Provided material:
-=-=-=-=-

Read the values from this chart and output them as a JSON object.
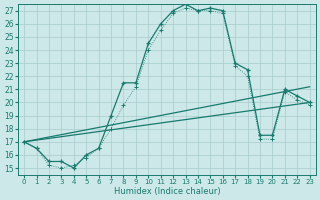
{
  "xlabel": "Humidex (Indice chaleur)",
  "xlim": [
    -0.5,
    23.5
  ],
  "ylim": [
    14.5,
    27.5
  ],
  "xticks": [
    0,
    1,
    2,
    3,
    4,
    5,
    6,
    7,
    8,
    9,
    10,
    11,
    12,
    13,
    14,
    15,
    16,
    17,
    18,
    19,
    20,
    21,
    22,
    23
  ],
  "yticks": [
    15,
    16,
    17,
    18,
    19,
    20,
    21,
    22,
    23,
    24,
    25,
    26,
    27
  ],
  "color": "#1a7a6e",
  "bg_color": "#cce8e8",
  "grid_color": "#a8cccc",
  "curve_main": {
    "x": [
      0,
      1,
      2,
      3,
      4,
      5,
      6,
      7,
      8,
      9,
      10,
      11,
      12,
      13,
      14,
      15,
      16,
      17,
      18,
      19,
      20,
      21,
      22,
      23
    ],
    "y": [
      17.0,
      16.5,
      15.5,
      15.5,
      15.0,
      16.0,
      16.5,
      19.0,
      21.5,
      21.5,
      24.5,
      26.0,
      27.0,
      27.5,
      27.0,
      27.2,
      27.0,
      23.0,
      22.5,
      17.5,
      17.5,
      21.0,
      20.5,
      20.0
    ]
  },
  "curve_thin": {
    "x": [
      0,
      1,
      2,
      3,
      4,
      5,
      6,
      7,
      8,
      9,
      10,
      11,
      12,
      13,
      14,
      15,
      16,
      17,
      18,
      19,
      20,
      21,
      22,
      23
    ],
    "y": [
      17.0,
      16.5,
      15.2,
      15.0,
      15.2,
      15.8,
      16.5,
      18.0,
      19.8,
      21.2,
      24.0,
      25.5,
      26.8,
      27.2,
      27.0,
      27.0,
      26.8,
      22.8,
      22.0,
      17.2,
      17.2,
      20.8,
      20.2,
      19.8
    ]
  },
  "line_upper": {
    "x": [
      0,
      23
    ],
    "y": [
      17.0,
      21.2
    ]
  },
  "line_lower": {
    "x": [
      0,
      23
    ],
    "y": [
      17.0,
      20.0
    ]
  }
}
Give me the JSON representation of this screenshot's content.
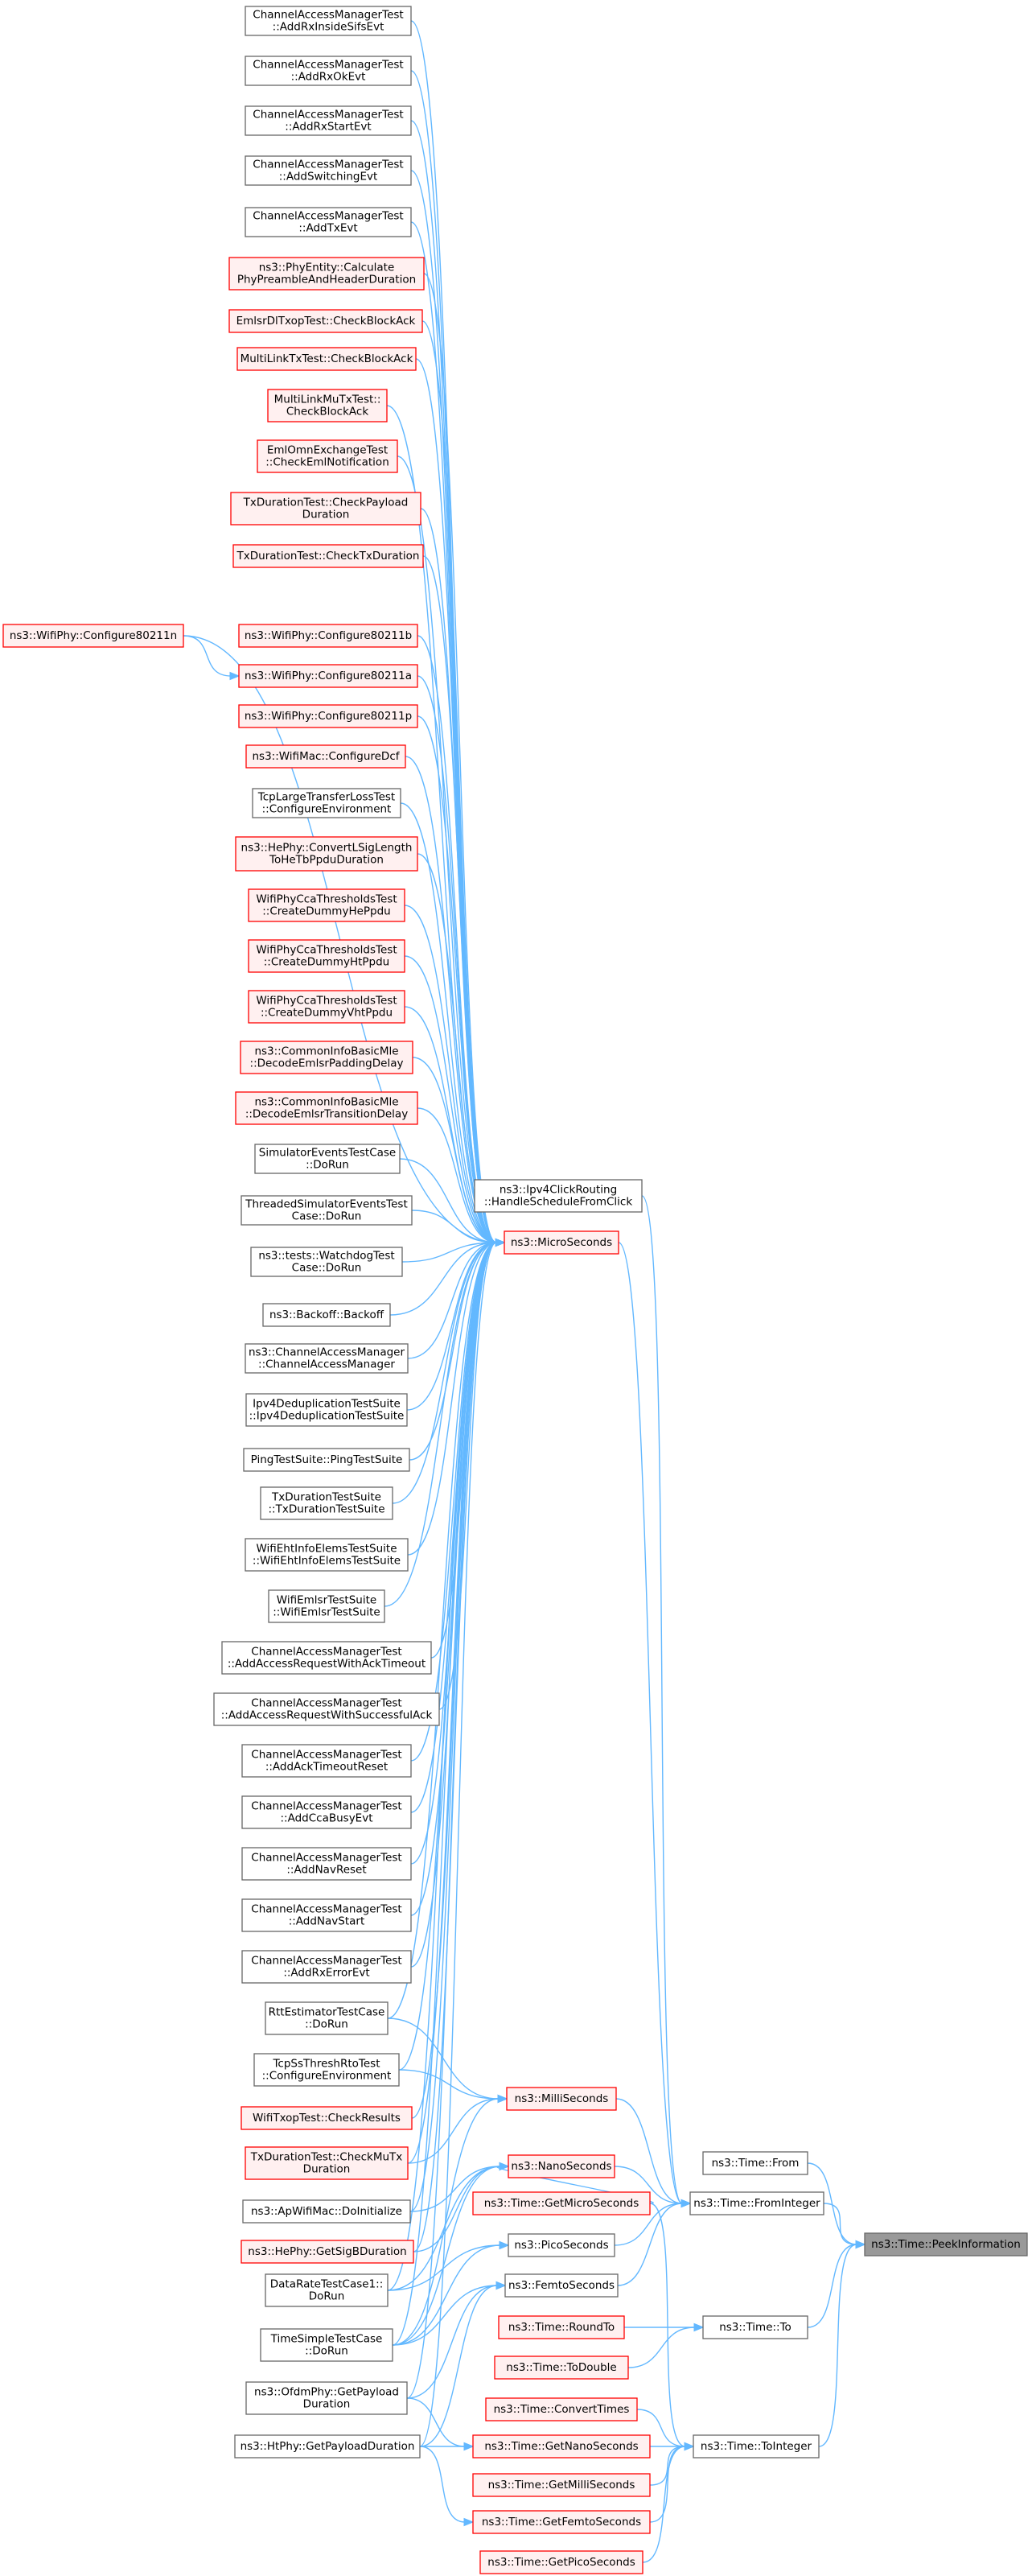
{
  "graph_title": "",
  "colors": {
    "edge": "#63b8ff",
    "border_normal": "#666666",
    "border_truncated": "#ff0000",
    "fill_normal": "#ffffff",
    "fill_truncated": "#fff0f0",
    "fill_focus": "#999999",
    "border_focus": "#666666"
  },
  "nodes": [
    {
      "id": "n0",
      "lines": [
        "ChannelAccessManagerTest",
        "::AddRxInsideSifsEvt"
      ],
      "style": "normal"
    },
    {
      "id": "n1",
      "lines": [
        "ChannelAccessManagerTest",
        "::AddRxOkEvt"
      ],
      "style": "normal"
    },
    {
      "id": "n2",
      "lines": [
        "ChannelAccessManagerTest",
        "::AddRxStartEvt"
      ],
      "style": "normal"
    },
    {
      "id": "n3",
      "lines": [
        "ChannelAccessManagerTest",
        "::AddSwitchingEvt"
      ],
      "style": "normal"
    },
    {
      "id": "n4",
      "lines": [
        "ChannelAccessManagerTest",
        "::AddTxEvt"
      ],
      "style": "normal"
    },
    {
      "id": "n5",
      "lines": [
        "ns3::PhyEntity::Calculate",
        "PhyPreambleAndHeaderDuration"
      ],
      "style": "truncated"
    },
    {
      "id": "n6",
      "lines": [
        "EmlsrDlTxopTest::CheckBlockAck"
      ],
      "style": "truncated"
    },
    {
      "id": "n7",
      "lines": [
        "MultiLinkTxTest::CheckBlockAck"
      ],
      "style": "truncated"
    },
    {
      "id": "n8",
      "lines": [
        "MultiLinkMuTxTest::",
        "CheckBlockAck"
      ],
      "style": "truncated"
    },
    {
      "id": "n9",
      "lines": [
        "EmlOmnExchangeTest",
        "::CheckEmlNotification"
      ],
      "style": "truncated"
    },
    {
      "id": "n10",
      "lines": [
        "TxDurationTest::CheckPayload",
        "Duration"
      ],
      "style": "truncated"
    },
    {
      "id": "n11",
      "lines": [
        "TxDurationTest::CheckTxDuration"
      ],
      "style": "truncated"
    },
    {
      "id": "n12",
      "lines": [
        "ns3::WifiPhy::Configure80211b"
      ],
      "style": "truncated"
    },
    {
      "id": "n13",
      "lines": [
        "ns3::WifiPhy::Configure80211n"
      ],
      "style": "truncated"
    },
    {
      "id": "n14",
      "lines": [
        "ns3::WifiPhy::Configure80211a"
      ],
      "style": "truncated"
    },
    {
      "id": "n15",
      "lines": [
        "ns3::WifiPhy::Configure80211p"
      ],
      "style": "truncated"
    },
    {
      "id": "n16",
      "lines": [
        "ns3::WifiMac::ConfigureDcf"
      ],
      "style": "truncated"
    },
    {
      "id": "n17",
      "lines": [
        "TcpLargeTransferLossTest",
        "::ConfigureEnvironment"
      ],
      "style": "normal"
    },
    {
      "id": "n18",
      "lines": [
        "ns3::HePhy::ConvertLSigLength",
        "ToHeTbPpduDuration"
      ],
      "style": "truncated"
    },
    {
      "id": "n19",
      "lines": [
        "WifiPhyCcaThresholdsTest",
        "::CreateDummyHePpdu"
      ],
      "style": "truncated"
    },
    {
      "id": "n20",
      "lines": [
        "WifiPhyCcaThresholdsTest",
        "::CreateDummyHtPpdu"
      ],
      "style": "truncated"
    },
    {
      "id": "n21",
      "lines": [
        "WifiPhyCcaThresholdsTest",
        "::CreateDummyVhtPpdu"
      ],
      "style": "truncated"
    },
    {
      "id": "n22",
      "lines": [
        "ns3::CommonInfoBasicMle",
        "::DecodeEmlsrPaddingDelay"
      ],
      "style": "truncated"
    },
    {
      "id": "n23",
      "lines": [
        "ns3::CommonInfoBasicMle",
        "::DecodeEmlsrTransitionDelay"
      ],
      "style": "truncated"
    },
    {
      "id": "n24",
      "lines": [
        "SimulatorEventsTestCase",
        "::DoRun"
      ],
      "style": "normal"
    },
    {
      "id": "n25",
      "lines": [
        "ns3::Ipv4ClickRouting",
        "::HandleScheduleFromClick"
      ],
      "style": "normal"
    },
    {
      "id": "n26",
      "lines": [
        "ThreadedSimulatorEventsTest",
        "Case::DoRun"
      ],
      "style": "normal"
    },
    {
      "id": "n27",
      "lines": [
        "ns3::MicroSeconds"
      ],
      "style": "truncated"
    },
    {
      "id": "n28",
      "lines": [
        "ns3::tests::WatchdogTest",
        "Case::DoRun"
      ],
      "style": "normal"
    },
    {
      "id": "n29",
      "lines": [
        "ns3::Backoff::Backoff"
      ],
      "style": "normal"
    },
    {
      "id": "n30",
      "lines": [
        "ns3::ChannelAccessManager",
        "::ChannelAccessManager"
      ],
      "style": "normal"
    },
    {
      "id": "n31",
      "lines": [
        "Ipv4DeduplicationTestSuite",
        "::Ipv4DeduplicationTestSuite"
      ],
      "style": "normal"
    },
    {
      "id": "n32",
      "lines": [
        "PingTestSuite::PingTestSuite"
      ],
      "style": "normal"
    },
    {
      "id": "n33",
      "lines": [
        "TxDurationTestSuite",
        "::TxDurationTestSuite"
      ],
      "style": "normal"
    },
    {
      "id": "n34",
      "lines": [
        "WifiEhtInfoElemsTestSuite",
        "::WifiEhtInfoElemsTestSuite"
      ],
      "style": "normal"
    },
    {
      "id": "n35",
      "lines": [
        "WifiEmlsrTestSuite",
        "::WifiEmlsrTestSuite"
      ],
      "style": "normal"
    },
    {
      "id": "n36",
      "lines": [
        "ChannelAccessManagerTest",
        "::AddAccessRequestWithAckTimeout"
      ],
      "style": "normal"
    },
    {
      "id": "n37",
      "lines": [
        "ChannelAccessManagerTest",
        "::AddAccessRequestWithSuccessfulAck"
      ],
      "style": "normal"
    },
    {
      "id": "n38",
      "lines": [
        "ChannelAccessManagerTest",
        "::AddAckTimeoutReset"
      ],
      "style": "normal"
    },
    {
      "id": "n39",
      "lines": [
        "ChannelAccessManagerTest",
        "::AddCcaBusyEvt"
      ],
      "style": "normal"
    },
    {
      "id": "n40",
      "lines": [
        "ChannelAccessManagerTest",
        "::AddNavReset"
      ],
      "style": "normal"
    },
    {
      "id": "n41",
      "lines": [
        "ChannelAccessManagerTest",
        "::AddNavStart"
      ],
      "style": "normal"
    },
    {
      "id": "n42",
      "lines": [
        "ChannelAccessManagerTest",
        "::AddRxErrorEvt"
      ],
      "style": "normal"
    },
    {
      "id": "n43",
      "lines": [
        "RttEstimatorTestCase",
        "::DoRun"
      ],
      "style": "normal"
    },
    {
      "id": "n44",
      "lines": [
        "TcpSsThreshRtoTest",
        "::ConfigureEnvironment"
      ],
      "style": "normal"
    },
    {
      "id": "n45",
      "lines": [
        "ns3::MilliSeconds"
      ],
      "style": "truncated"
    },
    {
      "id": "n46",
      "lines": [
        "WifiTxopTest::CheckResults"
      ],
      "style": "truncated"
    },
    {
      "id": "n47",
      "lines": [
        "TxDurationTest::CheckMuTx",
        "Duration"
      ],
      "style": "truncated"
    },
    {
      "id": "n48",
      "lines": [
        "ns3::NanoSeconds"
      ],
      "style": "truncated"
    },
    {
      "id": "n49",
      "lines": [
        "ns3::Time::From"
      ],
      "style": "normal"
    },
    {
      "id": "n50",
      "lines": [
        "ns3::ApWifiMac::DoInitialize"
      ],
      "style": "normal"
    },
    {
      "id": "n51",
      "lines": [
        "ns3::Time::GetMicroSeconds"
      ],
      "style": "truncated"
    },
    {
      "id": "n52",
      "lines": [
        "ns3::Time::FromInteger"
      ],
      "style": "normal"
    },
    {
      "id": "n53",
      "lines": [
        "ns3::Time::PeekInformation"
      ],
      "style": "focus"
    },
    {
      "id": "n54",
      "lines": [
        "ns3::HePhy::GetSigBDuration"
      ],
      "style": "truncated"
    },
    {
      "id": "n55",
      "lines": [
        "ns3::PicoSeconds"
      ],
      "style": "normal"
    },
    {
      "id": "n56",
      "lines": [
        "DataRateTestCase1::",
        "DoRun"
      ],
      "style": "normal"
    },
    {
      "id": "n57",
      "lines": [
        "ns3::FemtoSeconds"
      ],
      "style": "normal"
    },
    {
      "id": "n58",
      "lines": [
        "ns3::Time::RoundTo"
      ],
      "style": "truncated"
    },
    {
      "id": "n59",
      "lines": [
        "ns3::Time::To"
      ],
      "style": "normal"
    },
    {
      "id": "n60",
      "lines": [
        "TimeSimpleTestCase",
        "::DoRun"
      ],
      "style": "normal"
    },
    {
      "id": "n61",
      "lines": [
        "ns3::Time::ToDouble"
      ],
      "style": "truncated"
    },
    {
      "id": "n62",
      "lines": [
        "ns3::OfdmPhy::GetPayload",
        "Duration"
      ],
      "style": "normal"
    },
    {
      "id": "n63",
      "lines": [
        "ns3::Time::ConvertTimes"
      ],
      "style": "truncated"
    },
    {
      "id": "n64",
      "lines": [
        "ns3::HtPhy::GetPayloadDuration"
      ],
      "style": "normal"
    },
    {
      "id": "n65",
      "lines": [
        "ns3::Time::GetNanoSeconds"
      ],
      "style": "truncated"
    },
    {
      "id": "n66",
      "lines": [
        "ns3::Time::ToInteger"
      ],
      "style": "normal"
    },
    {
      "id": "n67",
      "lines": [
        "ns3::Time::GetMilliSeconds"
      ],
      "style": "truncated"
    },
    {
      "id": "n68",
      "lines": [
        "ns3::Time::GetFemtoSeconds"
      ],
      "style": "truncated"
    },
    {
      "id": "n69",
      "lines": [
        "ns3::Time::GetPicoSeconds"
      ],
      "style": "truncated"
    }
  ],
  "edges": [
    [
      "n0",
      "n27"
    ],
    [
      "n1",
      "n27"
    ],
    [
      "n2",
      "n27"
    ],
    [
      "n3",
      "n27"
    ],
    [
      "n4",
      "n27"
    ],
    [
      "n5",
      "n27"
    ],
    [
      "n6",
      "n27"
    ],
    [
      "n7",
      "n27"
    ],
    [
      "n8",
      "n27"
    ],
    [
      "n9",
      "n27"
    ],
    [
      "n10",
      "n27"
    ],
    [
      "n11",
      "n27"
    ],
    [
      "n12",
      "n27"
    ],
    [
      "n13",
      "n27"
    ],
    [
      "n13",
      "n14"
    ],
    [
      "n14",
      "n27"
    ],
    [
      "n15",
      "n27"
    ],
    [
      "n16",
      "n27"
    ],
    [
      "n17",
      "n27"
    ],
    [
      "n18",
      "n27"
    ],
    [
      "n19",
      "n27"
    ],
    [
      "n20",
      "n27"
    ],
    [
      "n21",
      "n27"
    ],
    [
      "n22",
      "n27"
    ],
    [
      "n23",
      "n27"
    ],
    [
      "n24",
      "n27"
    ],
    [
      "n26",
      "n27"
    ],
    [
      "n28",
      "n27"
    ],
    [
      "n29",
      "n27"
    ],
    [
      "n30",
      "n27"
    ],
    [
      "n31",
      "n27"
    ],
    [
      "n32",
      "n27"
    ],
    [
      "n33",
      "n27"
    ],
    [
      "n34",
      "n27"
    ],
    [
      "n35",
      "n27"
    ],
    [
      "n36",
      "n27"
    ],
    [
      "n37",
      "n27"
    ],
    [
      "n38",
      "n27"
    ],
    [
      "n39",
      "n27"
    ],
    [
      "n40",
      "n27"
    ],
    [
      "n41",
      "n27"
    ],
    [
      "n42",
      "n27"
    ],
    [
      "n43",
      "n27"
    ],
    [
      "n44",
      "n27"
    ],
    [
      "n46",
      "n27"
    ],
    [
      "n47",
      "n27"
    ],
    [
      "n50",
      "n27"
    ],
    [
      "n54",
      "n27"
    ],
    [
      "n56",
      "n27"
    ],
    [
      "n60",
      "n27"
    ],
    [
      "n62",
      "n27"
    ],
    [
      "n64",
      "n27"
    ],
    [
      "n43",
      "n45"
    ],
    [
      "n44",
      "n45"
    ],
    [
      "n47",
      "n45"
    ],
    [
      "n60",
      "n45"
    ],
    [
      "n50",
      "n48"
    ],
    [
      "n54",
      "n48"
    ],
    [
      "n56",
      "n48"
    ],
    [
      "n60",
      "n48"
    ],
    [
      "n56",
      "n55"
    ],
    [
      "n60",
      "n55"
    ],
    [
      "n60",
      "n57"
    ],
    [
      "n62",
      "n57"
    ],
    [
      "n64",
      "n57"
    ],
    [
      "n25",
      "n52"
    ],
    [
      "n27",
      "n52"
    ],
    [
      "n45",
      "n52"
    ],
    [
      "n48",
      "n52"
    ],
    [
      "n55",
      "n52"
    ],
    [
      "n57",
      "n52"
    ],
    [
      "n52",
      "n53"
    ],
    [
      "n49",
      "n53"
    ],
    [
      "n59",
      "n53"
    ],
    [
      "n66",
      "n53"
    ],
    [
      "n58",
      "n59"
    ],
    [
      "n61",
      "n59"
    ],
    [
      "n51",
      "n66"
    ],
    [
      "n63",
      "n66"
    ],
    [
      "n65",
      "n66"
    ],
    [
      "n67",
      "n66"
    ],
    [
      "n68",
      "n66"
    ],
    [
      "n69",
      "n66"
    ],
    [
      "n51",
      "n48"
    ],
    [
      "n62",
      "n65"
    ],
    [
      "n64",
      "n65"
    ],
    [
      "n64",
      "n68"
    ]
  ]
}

-=-=-=-=-

Problem description: Report only the number of lines that hold the word "HePhy".

Solution to the problem: 2